● **Data**:

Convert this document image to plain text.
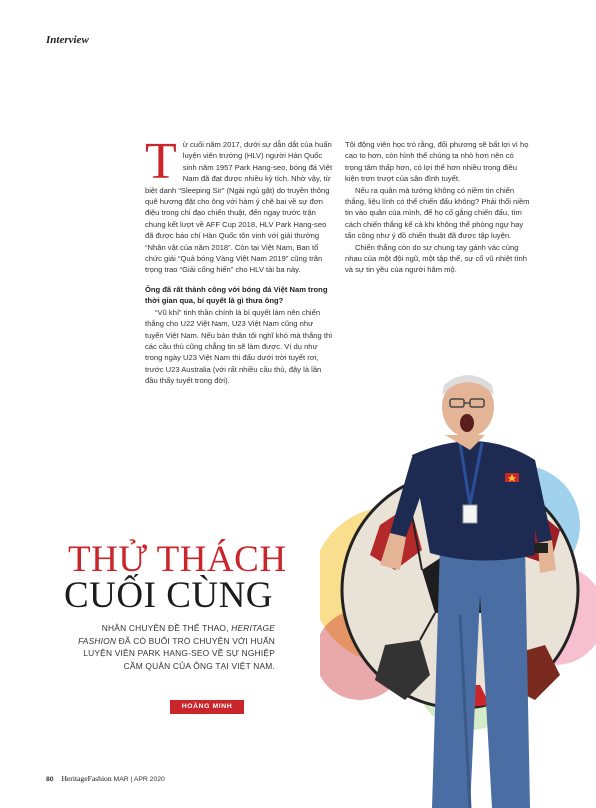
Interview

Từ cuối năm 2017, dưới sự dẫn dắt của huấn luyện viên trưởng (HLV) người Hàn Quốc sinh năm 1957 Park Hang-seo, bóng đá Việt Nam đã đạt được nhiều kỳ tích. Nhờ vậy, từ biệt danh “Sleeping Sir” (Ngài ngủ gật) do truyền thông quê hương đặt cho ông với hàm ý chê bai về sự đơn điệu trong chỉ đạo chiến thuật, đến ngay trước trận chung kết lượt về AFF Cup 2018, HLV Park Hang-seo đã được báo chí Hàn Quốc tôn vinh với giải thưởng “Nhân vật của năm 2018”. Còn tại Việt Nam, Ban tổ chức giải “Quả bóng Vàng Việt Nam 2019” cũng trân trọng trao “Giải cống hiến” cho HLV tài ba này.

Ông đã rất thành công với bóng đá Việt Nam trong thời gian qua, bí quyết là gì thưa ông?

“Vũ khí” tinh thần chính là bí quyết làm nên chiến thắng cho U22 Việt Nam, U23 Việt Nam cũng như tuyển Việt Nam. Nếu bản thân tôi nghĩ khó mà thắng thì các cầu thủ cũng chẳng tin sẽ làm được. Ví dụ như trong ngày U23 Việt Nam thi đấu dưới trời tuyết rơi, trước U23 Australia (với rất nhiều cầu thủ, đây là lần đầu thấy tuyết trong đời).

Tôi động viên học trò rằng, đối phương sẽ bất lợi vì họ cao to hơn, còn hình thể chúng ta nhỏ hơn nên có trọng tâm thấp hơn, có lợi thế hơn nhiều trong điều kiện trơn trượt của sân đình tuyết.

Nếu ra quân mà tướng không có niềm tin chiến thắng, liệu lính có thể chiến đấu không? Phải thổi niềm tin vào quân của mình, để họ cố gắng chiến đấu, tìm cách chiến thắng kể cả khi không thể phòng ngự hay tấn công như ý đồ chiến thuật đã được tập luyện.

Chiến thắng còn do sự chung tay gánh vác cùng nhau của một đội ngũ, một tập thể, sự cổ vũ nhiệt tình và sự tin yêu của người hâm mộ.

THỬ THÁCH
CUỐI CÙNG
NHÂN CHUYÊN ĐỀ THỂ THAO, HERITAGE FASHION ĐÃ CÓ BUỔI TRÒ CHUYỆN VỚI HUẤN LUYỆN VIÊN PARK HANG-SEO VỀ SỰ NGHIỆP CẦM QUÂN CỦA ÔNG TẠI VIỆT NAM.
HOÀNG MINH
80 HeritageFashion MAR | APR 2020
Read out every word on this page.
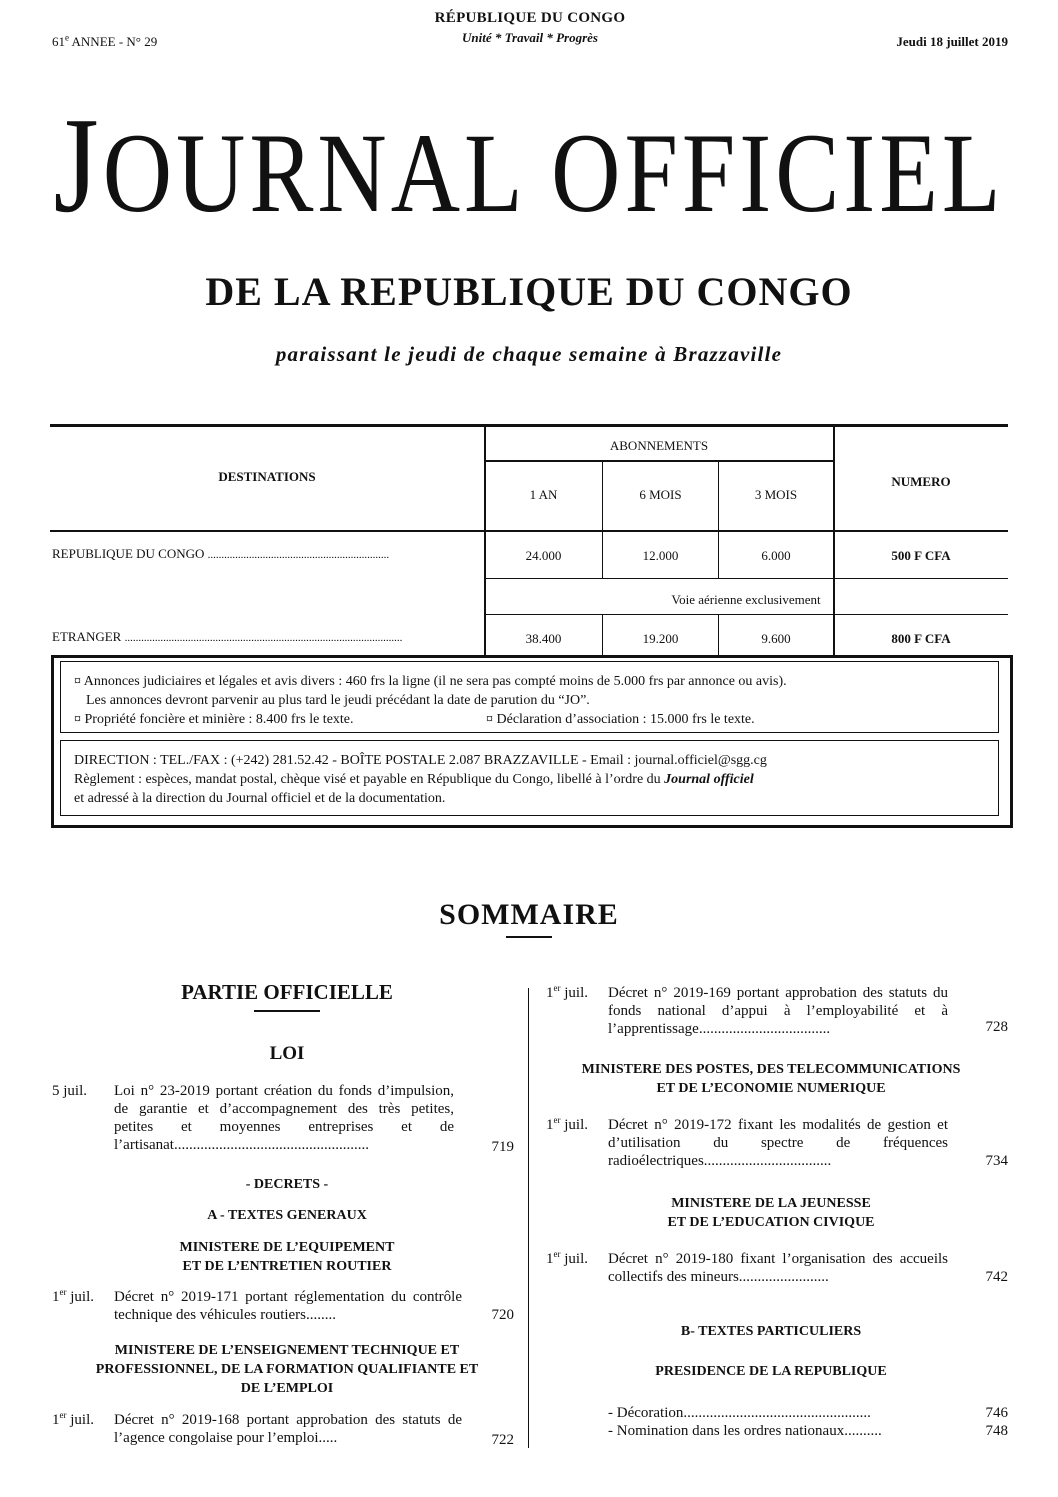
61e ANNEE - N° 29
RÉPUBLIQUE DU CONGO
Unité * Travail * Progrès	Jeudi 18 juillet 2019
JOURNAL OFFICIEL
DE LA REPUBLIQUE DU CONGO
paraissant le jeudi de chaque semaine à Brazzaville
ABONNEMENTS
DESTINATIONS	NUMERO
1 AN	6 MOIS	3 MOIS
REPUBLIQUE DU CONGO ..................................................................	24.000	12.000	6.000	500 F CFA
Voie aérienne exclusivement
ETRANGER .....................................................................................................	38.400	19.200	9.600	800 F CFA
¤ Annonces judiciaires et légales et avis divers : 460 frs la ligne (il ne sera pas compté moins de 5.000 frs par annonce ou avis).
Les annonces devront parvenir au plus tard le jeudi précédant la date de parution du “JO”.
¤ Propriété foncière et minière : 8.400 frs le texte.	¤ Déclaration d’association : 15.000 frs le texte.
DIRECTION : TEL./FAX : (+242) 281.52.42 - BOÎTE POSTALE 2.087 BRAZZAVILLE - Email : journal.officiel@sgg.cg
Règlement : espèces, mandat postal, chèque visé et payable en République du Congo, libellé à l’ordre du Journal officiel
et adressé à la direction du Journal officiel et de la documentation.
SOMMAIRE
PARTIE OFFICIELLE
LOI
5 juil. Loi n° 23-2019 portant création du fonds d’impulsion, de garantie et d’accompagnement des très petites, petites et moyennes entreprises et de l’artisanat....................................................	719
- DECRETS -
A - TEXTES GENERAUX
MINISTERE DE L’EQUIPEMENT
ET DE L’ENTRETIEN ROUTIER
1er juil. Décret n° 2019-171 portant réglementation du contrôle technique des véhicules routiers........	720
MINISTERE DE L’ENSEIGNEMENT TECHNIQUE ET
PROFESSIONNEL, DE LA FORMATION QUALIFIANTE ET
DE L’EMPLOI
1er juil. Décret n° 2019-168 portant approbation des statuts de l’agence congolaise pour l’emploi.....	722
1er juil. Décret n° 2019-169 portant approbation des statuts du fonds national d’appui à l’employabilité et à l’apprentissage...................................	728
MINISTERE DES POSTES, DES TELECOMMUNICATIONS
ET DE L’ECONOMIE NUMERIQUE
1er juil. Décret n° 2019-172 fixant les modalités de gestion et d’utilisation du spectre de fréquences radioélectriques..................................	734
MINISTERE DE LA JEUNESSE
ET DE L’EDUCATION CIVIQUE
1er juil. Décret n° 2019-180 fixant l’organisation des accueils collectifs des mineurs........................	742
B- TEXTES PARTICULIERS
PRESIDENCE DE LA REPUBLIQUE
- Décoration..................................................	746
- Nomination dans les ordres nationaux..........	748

● **Task directions**:
Without including the pictures, return each record above exactly as it stands.

● **Answer for the task**:
Convert this document image to plain text.
Interview

Từ cuối năm 2017, dưới sự dẫn dắt của huấn luyện viên trưởng (HLV) người Hàn Quốc sinh năm 1957 Park Hang-seo, bóng đá Việt Nam đã đạt được nhiều kỳ tích. Nhờ vậy, từ biệt danh “Sleeping Sir” (Ngài ngủ gật) do truyền thông quê hương đặt cho ông với hàm ý chê bai về sự đơn điệu trong chỉ đạo chiến thuật, đến ngay trước trận chung kết lượt về AFF Cup 2018, HLV Park Hang-seo đã được báo chí Hàn Quốc tôn vinh với giải thưởng “Nhân vật của năm 2018”. Còn tại Việt Nam, Ban tổ chức giải “Quả bóng Vàng Việt Nam 2019” cũng trân trọng trao “Giải cống hiến” cho HLV tài ba này.

Ông đã rất thành công với bóng đá Việt Nam trong thời gian qua, bí quyết là gì thưa ông?

“Vũ khí” tinh thần chính là bí quyết làm nên chiến thắng cho U22 Việt Nam, U23 Việt Nam cũng như tuyển Việt Nam. Nếu bản thân tôi nghĩ khó mà thắng thì các cầu thủ cũng chẳng tin sẽ làm được. Ví dụ như trong ngày U23 Việt Nam thi đấu dưới trời tuyết rơi, trước U23 Australia (với rất nhiều cầu thủ, đây là lần đầu thấy tuyết trong đời).

Tôi động viên học trò rằng, đối phương sẽ bất lợi vì họ cao to hơn, còn hình thể chúng ta nhỏ hơn nên có trọng tâm thấp hơn, có lợi thế hơn nhiều trong điều kiện trơn trượt của sân đình tuyết.

Nếu ra quân mà tướng không có niềm tin chiến thắng, liệu lính có thể chiến đấu không? Phải thổi niềm tin vào quân của mình, để họ cố gắng chiến đấu, tìm cách chiến thắng kể cả khi không thể phòng ngự hay tấn công như ý đồ chiến thuật đã được tập luyện.

Chiến thắng còn do sự chung tay gánh vác cùng nhau của một đội ngũ, một tập thể, sự cổ vũ nhiệt tình và sự tin yêu của người hâm mộ.

THỬ THÁCH
CUỐI CÙNG
NHÂN CHUYÊN ĐỀ THỂ THAO, HERITAGE FASHION ĐÃ CÓ BUỔI TRÒ CHUYỆN VỚI HUẤN LUYỆN VIÊN PARK HANG-SEO VỀ SỰ NGHIỆP CẦM QUÂN CỦA ÔNG TẠI VIỆT NAM.
HOÀNG MINH
80 HeritageFashion MAR | APR 2020
Read out every word on this page.
61e ANNEE - N° 29
RÉPUBLIQUE DU CONGO
Unité * Travail * Progrès	Jeudi 18 juillet 2019
JOURNAL OFFICIEL
DE LA REPUBLIQUE DU CONGO
paraissant le jeudi de chaque semaine à Brazzaville
ABONNEMENTS
DESTINATIONS	NUMERO
1 AN	6 MOIS	3 MOIS
REPUBLIQUE DU CONGO ..................................................................	24.000	12.000	6.000	500 F CFA
Voie aérienne exclusivement
ETRANGER .....................................................................................................	38.400	19.200	9.600	800 F CFA
¤ Annonces judiciaires et légales et avis divers : 460 frs la ligne (il ne sera pas compté moins de 5.000 frs par annonce ou avis).
Les annonces devront parvenir au plus tard le jeudi précédant la date de parution du “JO”.
¤ Propriété foncière et minière : 8.400 frs le texte.	¤ Déclaration d’association : 15.000 frs le texte.
DIRECTION : TEL./FAX : (+242) 281.52.42 - BOÎTE POSTALE 2.087 BRAZZAVILLE - Email : journal.officiel@sgg.cg
Règlement : espèces, mandat postal, chèque visé et payable en République du Congo, libellé à l’ordre du Journal officiel
et adressé à la direction du Journal officiel et de la documentation.
SOMMAIRE
PARTIE OFFICIELLE
LOI
5 juil. Loi n° 23-2019 portant création du fonds d’impulsion, de garantie et d’accompagnement des très petites, petites et moyennes entreprises et de l’artisanat....................................................	719
- DECRETS -
A - TEXTES GENERAUX
MINISTERE DE L’EQUIPEMENT
ET DE L’ENTRETIEN ROUTIER
1er juil. Décret n° 2019-171 portant réglementation du contrôle technique des véhicules routiers........	720
MINISTERE DE L’ENSEIGNEMENT TECHNIQUE ET
PROFESSIONNEL, DE LA FORMATION QUALIFIANTE ET
DE L’EMPLOI
1er juil. Décret n° 2019-168 portant approbation des statuts de l’agence congolaise pour l’emploi.....	722
1er juil. Décret n° 2019-169 portant approbation des statuts du fonds national d’appui à l’employabilité et à l’apprentissage...................................	728
MINISTERE DES POSTES, DES TELECOMMUNICATIONS
ET DE L’ECONOMIE NUMERIQUE
1er juil. Décret n° 2019-172 fixant les modalités de gestion et d’utilisation du spectre de fréquences radioélectriques..................................	734
MINISTERE DE LA JEUNESSE
ET DE L’EDUCATION CIVIQUE
1er juil. Décret n° 2019-180 fixant l’organisation des accueils collectifs des mineurs........................	742
B- TEXTES PARTICULIERS
PRESIDENCE DE LA REPUBLIQUE
- Décoration..................................................	746
- Nomination dans les ordres nationaux..........	748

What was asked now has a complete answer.